PROBLEM DETAILS. Write out the whole of the material exactly.

::: INPUT ROWS

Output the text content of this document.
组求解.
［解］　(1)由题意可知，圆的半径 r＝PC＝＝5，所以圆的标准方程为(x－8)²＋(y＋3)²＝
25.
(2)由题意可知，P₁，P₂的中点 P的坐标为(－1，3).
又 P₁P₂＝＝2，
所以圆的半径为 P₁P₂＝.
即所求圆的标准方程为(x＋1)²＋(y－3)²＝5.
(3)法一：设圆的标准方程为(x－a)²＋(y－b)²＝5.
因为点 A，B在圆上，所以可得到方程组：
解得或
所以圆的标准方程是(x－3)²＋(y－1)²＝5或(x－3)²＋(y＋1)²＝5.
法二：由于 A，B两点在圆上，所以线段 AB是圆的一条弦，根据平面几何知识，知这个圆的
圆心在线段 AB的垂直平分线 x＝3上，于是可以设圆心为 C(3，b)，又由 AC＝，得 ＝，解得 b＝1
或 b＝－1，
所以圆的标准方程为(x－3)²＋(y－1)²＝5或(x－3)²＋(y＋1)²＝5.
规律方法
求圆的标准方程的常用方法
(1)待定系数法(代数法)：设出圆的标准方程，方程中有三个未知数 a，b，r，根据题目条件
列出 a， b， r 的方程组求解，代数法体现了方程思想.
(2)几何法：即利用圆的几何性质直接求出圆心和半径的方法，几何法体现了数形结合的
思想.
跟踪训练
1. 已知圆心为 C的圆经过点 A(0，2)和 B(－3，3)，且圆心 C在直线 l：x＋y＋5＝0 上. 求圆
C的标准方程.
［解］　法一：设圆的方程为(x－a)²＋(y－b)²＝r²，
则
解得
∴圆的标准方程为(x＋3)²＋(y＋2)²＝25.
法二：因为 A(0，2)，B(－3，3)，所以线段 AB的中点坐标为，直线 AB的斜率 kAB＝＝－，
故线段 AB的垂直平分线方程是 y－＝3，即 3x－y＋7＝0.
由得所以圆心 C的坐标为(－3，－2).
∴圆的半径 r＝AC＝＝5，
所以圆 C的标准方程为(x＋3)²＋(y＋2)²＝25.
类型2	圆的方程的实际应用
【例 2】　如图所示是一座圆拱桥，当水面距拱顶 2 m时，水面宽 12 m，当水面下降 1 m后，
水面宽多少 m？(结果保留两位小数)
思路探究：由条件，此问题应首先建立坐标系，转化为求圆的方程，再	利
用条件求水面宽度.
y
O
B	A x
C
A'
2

::::::

TASK ANSWER.
Output the text content of this document.
组求解.
［解］　(1)由题意可知，圆的半径 r＝PC＝＝5，所以圆的标准方程为(x－8)²＋(y＋3)²＝
25.
(2)由题意可知，P₁，P₂的中点 P的坐标为(－1，3).
又 P₁P₂＝＝2，
所以圆的半径为 P₁P₂＝.
即所求圆的标准方程为(x＋1)²＋(y－3)²＝5.
(3)法一：设圆的标准方程为(x－a)²＋(y－b)²＝5.
因为点 A，B在圆上，所以可得到方程组：
解得或
所以圆的标准方程是(x－3)²＋(y－1)²＝5或(x－3)²＋(y＋1)²＝5.
法二：由于 A，B两点在圆上，所以线段 AB是圆的一条弦，根据平面几何知识，知这个圆的
圆心在线段 AB的垂直平分线 x＝3上，于是可以设圆心为 C(3，b)，又由 AC＝，得 ＝，解得 b＝1
或 b＝－1，
所以圆的标准方程为(x－3)²＋(y－1)²＝5或(x－3)²＋(y＋1)²＝5.
规律方法
求圆的标准方程的常用方法
(1)待定系数法(代数法)：设出圆的标准方程，方程中有三个未知数 a，b，r，根据题目条件
列出 a， b， r 的方程组求解，代数法体现了方程思想.
(2)几何法：即利用圆的几何性质直接求出圆心和半径的方法，几何法体现了数形结合的
思想.
跟踪训练
1. 已知圆心为 C的圆经过点 A(0，2)和 B(－3，3)，且圆心 C在直线 l：x＋y＋5＝0 上. 求圆
C的标准方程.
［解］　法一：设圆的方程为(x－a)²＋(y－b)²＝r²，
则
解得
∴圆的标准方程为(x＋3)²＋(y＋2)²＝25.
法二：因为 A(0，2)，B(－3，3)，所以线段 AB的中点坐标为，直线 AB的斜率 kAB＝＝－，
故线段 AB的垂直平分线方程是 y－＝3，即 3x－y＋7＝0.
由得所以圆心 C的坐标为(－3，－2).
∴圆的半径 r＝AC＝＝5，
所以圆 C的标准方程为(x＋3)²＋(y＋2)²＝25.
类型2	圆的方程的实际应用
【例 2】　如图所示是一座圆拱桥，当水面距拱顶 2 m时，水面宽 12 m，当水面下降 1 m后，
水面宽多少 m？(结果保留两位小数)
思路探究：由条件，此问题应首先建立坐标系，转化为求圆的方程，再	利
用条件求水面宽度.
y
O
B	A x
C
A'
2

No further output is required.